=== Aim ===
Say how many lines hold the string "minmax", and nothing more.

=== Records provided ===

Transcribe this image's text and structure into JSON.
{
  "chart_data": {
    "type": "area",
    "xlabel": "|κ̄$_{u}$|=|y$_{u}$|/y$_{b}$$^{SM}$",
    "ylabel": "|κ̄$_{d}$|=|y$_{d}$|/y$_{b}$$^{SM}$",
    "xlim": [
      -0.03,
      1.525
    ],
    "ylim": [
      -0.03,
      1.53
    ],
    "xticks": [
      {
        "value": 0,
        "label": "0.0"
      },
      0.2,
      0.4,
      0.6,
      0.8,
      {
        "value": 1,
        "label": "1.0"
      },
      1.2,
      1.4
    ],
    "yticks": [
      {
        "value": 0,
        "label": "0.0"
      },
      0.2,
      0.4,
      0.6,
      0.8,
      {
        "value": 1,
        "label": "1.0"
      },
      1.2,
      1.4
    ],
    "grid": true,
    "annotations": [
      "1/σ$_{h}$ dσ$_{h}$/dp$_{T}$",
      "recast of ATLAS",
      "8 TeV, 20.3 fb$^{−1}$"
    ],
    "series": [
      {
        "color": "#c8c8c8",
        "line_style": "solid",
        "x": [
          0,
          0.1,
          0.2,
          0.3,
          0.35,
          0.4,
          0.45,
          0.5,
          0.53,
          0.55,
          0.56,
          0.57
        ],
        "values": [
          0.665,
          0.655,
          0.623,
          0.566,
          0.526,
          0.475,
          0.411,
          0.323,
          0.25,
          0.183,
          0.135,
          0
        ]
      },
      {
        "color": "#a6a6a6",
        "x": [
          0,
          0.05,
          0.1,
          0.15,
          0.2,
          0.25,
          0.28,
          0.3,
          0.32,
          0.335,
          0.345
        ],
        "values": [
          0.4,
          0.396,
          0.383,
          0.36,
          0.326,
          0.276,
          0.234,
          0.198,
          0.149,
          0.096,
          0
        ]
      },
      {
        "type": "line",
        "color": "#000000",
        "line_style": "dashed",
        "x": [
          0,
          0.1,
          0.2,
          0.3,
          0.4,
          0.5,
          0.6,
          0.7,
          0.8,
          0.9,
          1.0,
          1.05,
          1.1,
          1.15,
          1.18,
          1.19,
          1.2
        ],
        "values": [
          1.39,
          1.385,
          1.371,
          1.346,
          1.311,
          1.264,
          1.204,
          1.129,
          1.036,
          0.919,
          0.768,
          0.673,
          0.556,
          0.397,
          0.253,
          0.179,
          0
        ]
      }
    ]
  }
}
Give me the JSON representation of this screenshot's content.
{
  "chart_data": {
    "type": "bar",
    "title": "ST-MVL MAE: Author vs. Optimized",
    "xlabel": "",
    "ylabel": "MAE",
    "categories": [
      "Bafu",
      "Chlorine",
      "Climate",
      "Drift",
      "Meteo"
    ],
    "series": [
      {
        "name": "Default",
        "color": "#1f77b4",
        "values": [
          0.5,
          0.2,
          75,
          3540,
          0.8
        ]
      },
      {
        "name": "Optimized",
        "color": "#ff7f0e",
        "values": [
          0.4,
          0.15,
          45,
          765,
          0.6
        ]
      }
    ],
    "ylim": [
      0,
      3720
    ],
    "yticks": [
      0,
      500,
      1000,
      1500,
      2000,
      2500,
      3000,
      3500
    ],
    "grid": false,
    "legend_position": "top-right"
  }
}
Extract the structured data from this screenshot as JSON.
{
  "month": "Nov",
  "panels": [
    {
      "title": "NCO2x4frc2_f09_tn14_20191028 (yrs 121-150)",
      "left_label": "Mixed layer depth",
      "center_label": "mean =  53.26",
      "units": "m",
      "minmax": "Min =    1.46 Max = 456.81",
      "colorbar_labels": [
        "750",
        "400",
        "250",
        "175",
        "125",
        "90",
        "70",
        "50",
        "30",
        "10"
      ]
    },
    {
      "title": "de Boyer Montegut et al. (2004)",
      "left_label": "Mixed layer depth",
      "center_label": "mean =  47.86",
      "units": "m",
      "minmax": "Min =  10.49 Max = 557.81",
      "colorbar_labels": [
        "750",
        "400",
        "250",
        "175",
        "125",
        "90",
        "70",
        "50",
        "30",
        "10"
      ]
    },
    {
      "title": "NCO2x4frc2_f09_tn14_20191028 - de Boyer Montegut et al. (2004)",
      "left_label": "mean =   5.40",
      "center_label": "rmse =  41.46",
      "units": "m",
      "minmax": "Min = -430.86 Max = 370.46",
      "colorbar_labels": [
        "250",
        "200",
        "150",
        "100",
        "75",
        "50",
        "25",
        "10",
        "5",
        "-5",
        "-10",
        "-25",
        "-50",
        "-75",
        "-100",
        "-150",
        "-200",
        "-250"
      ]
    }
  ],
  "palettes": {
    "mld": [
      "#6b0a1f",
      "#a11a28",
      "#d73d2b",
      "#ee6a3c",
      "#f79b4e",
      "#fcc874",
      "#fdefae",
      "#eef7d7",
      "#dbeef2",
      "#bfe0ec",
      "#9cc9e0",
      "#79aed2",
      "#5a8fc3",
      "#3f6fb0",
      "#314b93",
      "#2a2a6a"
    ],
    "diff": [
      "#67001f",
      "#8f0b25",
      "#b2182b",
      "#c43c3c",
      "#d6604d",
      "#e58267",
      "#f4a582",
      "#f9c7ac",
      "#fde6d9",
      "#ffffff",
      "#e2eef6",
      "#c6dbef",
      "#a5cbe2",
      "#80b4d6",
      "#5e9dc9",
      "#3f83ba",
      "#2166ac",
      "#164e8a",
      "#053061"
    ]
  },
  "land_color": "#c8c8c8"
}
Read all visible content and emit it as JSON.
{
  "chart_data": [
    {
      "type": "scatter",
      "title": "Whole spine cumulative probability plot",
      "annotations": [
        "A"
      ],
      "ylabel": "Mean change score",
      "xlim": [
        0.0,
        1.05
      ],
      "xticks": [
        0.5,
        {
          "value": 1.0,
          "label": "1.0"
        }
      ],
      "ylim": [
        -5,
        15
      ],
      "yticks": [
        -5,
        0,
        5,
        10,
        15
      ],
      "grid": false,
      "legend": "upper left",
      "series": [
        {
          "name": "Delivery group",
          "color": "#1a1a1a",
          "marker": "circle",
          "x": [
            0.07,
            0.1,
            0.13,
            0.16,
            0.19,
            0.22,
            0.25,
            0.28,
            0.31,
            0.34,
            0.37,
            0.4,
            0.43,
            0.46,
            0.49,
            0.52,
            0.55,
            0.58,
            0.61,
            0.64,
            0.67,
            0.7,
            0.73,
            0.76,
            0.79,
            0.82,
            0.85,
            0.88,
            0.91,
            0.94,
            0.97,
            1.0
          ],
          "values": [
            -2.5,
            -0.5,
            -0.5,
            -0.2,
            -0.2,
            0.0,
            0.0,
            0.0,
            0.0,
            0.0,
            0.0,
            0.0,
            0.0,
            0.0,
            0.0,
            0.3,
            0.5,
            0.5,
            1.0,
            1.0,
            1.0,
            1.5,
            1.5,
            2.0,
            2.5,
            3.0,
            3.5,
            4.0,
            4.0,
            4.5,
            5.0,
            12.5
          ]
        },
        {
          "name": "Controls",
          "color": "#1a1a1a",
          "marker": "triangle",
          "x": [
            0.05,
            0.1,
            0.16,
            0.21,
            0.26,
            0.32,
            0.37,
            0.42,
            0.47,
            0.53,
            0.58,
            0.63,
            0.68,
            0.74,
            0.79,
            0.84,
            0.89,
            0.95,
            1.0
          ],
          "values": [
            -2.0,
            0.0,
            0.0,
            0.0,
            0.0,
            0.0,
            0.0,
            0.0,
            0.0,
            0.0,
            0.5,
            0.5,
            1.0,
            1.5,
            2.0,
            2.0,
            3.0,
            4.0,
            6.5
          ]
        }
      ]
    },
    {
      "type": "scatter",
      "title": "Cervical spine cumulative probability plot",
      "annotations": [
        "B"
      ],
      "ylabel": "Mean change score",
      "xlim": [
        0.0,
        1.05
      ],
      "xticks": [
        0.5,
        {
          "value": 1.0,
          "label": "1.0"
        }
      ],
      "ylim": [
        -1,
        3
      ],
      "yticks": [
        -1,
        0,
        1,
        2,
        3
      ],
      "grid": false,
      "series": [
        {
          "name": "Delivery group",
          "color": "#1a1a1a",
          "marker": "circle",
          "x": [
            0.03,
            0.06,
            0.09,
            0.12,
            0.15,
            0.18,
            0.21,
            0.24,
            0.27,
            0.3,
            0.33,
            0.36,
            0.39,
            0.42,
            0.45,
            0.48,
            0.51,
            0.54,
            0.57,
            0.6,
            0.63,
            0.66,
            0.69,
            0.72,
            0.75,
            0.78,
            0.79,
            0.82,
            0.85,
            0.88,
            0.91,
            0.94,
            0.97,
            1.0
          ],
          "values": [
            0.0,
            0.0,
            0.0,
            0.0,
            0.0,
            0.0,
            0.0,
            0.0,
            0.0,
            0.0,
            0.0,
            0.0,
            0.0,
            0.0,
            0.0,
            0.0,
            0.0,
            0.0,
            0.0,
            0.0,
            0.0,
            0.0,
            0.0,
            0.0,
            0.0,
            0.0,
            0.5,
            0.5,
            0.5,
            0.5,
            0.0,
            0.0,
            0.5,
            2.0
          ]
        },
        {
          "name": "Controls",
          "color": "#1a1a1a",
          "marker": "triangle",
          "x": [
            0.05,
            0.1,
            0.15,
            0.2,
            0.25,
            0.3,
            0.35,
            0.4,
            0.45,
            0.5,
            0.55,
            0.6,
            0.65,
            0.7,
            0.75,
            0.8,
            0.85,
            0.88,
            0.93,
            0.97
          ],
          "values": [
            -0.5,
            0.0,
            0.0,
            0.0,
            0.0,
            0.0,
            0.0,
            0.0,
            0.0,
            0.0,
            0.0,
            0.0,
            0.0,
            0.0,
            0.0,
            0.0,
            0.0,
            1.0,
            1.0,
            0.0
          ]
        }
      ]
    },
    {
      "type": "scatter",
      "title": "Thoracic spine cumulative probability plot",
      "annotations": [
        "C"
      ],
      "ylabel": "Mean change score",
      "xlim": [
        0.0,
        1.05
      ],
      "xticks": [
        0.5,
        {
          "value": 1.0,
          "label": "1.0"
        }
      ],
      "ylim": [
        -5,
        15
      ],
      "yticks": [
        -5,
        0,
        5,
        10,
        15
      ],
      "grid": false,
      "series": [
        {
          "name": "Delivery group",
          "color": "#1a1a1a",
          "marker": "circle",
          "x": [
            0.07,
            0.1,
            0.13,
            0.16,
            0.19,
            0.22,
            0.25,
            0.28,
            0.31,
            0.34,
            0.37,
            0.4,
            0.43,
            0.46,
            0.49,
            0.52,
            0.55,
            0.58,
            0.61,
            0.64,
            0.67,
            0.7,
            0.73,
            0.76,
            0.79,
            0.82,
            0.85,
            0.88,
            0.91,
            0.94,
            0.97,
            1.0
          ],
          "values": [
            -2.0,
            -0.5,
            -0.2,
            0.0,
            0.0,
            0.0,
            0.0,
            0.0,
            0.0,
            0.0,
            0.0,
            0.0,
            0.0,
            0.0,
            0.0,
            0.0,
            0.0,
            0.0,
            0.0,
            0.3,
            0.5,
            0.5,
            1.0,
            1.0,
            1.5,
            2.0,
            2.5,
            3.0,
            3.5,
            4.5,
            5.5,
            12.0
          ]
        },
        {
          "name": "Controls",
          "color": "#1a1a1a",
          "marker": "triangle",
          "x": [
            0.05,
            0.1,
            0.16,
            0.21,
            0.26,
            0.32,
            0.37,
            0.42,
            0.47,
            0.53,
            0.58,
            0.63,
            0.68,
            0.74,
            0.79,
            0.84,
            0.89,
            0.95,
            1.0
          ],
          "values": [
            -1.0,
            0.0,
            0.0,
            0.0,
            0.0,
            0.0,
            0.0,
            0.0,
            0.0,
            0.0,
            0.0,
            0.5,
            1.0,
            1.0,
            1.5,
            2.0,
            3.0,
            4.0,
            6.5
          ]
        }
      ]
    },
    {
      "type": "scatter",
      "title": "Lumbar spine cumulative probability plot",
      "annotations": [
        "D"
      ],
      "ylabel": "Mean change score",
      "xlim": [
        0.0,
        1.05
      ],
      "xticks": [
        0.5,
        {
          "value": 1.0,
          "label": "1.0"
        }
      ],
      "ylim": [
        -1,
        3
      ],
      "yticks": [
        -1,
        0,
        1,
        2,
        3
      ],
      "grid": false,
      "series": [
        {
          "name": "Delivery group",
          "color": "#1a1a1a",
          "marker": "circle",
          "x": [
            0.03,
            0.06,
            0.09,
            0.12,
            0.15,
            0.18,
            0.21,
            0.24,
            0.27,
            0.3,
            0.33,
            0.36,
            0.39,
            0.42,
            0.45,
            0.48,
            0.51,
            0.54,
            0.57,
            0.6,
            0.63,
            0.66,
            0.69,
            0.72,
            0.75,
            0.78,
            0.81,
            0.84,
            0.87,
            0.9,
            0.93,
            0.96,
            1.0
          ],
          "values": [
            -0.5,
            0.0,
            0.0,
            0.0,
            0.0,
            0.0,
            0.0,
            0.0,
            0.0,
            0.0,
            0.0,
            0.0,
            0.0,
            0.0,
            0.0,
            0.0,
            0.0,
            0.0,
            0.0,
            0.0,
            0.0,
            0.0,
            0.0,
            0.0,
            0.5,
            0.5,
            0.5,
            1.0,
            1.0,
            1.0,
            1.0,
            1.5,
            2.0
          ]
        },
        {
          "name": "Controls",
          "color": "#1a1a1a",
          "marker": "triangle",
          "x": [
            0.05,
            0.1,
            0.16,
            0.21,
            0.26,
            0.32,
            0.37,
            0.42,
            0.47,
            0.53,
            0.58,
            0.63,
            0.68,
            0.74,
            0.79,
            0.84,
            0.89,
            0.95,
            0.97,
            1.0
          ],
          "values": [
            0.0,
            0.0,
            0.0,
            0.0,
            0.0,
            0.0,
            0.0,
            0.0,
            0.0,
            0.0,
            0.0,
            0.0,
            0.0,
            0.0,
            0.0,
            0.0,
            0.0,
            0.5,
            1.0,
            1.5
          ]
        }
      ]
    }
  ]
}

=== Exercise response ===
3